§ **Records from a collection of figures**
# # # # #

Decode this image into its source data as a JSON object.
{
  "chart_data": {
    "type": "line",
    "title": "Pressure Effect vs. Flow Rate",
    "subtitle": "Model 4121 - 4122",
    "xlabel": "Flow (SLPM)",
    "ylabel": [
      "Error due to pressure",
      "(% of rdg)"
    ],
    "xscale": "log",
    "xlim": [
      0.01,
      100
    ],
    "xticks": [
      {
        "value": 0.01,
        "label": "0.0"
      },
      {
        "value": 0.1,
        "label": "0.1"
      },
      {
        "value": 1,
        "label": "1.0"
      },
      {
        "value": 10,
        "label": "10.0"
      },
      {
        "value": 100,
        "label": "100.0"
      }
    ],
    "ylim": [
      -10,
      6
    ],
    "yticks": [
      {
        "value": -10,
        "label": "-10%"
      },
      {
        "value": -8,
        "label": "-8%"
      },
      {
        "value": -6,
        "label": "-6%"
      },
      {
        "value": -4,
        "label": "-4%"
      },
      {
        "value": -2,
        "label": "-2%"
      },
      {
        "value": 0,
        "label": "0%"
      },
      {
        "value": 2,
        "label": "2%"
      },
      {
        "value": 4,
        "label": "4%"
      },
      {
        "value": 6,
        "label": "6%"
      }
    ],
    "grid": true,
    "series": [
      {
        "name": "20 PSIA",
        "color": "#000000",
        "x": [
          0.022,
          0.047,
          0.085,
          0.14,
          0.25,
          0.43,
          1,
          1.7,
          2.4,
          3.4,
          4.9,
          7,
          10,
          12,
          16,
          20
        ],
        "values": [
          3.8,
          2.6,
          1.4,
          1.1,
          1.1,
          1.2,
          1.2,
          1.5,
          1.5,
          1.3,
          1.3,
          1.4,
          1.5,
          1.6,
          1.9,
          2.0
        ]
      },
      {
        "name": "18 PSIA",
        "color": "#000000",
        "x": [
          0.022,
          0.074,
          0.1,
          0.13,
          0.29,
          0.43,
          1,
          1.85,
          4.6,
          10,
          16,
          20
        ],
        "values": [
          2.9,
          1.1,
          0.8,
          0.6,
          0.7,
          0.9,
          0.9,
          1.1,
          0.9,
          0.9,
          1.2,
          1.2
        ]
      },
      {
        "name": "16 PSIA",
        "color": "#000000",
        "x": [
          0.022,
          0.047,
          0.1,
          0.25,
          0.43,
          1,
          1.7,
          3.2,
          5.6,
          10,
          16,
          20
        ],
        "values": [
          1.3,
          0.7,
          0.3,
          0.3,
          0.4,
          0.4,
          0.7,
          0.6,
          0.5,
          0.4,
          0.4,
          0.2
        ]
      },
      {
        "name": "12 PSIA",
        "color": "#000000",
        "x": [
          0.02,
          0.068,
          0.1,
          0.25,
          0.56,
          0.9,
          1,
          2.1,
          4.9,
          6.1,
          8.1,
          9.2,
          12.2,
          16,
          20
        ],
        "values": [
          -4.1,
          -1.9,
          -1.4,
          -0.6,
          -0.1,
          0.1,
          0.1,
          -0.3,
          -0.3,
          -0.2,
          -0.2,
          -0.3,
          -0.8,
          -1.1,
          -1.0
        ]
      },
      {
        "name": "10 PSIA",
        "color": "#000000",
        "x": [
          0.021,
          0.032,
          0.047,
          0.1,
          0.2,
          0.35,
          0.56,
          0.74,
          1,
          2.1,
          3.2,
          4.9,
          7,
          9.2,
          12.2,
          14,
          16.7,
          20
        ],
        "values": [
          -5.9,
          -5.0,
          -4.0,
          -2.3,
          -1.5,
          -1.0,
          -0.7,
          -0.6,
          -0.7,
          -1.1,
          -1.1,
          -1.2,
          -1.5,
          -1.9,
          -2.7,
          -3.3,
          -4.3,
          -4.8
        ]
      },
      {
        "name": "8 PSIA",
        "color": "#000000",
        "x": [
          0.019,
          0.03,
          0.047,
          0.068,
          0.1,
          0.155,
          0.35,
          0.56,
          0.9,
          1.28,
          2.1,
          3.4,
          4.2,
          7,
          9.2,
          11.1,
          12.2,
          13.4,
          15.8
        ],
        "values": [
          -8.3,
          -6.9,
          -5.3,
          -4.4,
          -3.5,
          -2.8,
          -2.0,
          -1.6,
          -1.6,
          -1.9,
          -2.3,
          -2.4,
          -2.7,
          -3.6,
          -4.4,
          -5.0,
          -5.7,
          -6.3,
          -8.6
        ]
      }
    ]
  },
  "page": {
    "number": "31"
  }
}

# # # # #

§ **Your instructions**
Quote all the records exactly, please, leaving none out.

§ **Full answer**
Decode this image into its source data as a JSON object.
{
  "chart_data": {
    "type": "line",
    "title": "Pressure Effect vs. Flow Rate",
    "subtitle": "Model 4121 - 4122",
    "xlabel": "Flow (SLPM)",
    "ylabel": [
      "Error due to pressure",
      "(% of rdg)"
    ],
    "xscale": "log",
    "xlim": [
      0.01,
      100
    ],
    "xticks": [
      {
        "value": 0.01,
        "label": "0.0"
      },
      {
        "value": 0.1,
        "label": "0.1"
      },
      {
        "value": 1,
        "label": "1.0"
      },
      {
        "value": 10,
        "label": "10.0"
      },
      {
        "value": 100,
        "label": "100.0"
      }
    ],
    "ylim": [
      -10,
      6
    ],
    "yticks": [
      {
        "value": -10,
        "label": "-10%"
      },
      {
        "value": -8,
        "label": "-8%"
      },
      {
        "value": -6,
        "label": "-6%"
      },
      {
        "value": -4,
        "label": "-4%"
      },
      {
        "value": -2,
        "label": "-2%"
      },
      {
        "value": 0,
        "label": "0%"
      },
      {
        "value": 2,
        "label": "2%"
      },
      {
        "value": 4,
        "label": "4%"
      },
      {
        "value": 6,
        "label": "6%"
      }
    ],
    "grid": true,
    "series": [
      {
        "name": "20 PSIA",
        "color": "#000000",
        "x": [
          0.022,
          0.047,
          0.085,
          0.14,
          0.25,
          0.43,
          1,
          1.7,
          2.4,
          3.4,
          4.9,
          7,
          10,
          12,
          16,
          20
        ],
        "values": [
          3.8,
          2.6,
          1.4,
          1.1,
          1.1,
          1.2,
          1.2,
          1.5,
          1.5,
          1.3,
          1.3,
          1.4,
          1.5,
          1.6,
          1.9,
          2.0
        ]
      },
      {
        "name": "18 PSIA",
        "color": "#000000",
        "x": [
          0.022,
          0.074,
          0.1,
          0.13,
          0.29,
          0.43,
          1,
          1.85,
          4.6,
          10,
          16,
          20
        ],
        "values": [
          2.9,
          1.1,
          0.8,
          0.6,
          0.7,
          0.9,
          0.9,
          1.1,
          0.9,
          0.9,
          1.2,
          1.2
        ]
      },
      {
        "name": "16 PSIA",
        "color": "#000000",
        "x": [
          0.022,
          0.047,
          0.1,
          0.25,
          0.43,
          1,
          1.7,
          3.2,
          5.6,
          10,
          16,
          20
        ],
        "values": [
          1.3,
          0.7,
          0.3,
          0.3,
          0.4,
          0.4,
          0.7,
          0.6,
          0.5,
          0.4,
          0.4,
          0.2
        ]
      },
      {
        "name": "12 PSIA",
        "color": "#000000",
        "x": [
          0.02,
          0.068,
          0.1,
          0.25,
          0.56,
          0.9,
          1,
          2.1,
          4.9,
          6.1,
          8.1,
          9.2,
          12.2,
          16,
          20
        ],
        "values": [
          -4.1,
          -1.9,
          -1.4,
          -0.6,
          -0.1,
          0.1,
          0.1,
          -0.3,
          -0.3,
          -0.2,
          -0.2,
          -0.3,
          -0.8,
          -1.1,
          -1.0
        ]
      },
      {
        "name": "10 PSIA",
        "color": "#000000",
        "x": [
          0.021,
          0.032,
          0.047,
          0.1,
          0.2,
          0.35,
          0.56,
          0.74,
          1,
          2.1,
          3.2,
          4.9,
          7,
          9.2,
          12.2,
          14,
          16.7,
          20
        ],
        "values": [
          -5.9,
          -5.0,
          -4.0,
          -2.3,
          -1.5,
          -1.0,
          -0.7,
          -0.6,
          -0.7,
          -1.1,
          -1.1,
          -1.2,
          -1.5,
          -1.9,
          -2.7,
          -3.3,
          -4.3,
          -4.8
        ]
      },
      {
        "name": "8 PSIA",
        "color": "#000000",
        "x": [
          0.019,
          0.03,
          0.047,
          0.068,
          0.1,
          0.155,
          0.35,
          0.56,
          0.9,
          1.28,
          2.1,
          3.4,
          4.2,
          7,
          9.2,
          11.1,
          12.2,
          13.4,
          15.8
        ],
        "values": [
          -8.3,
          -6.9,
          -5.3,
          -4.4,
          -3.5,
          -2.8,
          -2.0,
          -1.6,
          -1.6,
          -1.9,
          -2.3,
          -2.4,
          -2.7,
          -3.6,
          -4.4,
          -5.0,
          -5.7,
          -6.3,
          -8.6
        ]
      }
    ]
  },
  "page": {
    "number": "31"
  }
}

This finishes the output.